[Begin Entries shown]

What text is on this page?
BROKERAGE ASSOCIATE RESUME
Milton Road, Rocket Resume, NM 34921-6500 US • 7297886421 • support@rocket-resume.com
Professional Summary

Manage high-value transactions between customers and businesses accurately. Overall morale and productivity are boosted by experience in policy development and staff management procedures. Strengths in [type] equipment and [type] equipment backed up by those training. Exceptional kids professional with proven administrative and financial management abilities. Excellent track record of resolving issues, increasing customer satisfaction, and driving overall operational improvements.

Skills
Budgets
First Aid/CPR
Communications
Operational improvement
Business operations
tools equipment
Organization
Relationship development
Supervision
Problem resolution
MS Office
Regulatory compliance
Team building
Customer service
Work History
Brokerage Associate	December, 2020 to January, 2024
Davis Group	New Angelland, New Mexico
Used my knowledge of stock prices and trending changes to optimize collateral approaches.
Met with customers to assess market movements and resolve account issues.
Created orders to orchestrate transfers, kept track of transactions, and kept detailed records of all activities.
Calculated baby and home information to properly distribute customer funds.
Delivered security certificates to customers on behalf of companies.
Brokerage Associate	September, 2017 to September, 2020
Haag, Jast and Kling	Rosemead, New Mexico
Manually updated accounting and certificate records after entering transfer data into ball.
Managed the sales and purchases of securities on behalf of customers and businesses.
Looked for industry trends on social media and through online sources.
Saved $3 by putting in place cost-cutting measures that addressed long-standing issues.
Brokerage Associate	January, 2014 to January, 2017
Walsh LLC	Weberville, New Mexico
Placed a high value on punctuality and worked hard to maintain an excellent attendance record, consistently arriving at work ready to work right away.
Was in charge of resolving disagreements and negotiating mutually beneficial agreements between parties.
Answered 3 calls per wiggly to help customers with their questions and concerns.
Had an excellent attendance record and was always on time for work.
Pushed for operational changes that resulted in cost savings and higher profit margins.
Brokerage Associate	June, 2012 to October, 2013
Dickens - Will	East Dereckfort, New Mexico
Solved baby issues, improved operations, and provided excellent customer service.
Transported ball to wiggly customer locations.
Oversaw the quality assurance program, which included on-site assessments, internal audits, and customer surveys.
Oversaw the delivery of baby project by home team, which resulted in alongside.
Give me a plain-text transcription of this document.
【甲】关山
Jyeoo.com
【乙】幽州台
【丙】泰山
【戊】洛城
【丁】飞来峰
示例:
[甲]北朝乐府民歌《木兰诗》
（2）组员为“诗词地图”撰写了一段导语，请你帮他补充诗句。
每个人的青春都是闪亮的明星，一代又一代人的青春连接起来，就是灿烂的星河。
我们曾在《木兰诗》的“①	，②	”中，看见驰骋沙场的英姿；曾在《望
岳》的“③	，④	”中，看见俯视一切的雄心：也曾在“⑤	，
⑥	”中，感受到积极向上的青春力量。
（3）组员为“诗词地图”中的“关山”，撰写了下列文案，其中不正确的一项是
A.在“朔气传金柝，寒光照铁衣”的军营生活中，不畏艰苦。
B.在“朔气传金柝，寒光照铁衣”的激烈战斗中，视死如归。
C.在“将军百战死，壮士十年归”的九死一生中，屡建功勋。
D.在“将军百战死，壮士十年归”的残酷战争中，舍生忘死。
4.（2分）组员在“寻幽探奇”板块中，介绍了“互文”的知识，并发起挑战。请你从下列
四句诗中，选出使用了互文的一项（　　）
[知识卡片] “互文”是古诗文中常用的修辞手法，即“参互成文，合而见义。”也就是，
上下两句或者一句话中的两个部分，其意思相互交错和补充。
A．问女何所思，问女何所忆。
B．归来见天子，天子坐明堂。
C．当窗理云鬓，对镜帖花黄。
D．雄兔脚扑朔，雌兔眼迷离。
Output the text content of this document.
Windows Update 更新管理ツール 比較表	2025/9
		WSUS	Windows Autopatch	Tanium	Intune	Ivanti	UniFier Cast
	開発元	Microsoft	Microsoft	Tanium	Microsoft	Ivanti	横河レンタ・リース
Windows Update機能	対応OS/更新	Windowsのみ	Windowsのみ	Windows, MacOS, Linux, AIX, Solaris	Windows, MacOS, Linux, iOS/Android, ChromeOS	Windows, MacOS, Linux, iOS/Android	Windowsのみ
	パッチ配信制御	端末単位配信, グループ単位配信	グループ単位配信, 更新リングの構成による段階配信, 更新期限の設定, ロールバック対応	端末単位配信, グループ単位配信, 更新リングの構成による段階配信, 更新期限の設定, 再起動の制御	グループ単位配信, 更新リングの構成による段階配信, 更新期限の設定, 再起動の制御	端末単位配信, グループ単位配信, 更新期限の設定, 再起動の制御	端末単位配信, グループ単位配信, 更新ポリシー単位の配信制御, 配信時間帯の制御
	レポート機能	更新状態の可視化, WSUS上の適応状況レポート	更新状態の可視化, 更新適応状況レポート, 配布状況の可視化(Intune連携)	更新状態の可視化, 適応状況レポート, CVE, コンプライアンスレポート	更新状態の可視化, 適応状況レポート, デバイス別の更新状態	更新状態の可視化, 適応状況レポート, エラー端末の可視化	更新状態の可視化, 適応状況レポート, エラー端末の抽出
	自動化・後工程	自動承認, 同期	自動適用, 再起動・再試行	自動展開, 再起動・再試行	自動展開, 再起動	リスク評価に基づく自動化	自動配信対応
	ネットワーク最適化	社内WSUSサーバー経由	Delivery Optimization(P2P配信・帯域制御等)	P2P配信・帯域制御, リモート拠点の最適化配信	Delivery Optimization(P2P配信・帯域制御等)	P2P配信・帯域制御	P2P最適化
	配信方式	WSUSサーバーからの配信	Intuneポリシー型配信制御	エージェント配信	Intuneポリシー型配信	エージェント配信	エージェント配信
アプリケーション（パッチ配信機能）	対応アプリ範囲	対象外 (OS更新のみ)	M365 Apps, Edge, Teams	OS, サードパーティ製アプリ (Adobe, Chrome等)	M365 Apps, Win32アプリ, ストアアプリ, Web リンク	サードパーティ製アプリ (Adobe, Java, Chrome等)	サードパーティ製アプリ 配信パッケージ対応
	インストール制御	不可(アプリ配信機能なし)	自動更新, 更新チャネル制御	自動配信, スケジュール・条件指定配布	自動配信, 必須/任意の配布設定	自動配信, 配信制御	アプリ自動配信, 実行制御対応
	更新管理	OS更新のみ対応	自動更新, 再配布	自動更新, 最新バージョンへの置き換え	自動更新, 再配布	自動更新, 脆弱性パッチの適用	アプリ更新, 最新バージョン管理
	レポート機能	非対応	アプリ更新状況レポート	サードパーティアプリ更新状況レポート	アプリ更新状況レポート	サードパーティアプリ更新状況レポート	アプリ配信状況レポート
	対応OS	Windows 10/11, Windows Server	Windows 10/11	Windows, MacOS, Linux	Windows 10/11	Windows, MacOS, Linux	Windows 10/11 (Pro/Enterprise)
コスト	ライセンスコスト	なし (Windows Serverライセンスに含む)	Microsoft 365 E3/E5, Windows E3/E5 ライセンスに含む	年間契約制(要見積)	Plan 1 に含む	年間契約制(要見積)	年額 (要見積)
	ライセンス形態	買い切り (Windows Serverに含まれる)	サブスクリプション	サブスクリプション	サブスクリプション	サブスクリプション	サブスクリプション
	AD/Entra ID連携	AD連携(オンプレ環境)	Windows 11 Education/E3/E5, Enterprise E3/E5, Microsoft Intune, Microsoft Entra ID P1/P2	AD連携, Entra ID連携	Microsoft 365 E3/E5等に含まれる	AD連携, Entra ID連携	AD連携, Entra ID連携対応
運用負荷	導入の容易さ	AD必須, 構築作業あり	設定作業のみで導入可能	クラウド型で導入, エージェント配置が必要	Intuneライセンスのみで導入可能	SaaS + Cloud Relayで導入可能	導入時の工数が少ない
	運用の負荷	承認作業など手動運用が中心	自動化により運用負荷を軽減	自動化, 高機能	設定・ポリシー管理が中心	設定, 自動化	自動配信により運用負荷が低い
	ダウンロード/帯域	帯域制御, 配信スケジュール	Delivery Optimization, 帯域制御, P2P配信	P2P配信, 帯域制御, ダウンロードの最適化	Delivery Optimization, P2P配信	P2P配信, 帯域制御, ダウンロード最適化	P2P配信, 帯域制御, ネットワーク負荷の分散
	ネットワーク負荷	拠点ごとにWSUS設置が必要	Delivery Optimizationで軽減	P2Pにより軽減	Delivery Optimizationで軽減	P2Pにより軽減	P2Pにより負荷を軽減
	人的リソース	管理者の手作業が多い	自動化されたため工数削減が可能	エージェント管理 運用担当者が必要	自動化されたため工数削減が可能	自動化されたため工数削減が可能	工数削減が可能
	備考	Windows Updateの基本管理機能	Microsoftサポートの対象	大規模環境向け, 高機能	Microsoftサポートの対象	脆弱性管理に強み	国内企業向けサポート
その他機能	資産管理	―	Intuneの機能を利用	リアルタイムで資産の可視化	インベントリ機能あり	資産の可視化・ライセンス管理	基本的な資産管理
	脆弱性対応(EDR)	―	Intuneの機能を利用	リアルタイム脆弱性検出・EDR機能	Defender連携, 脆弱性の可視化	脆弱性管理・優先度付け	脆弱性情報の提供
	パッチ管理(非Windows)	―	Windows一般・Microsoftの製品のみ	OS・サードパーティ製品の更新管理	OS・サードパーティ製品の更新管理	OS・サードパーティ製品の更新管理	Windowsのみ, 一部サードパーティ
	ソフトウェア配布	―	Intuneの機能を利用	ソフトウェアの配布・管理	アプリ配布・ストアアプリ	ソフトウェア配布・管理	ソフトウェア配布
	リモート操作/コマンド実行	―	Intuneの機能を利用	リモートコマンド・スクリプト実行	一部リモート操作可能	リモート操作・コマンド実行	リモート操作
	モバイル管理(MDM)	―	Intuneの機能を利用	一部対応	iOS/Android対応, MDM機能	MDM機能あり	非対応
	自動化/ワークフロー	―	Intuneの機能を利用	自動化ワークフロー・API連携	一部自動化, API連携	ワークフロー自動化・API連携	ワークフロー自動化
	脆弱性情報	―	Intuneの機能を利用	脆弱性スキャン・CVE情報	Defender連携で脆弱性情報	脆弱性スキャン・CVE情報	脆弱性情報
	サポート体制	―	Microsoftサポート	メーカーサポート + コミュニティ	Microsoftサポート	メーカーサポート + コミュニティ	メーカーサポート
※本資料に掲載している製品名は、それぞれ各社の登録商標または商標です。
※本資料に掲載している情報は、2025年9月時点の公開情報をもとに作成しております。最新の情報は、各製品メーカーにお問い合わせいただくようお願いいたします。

[End Entries shown]

Objective = Your task is to gather all lines from the entries above that hold the word "诗词地图".

Full answer =
（2）组员为“诗词地图”撰写了一段导语，请你帮他补充诗句。
（3）组员为“诗词地图”中的“关山”，撰写了下列文案，其中不正确的一项是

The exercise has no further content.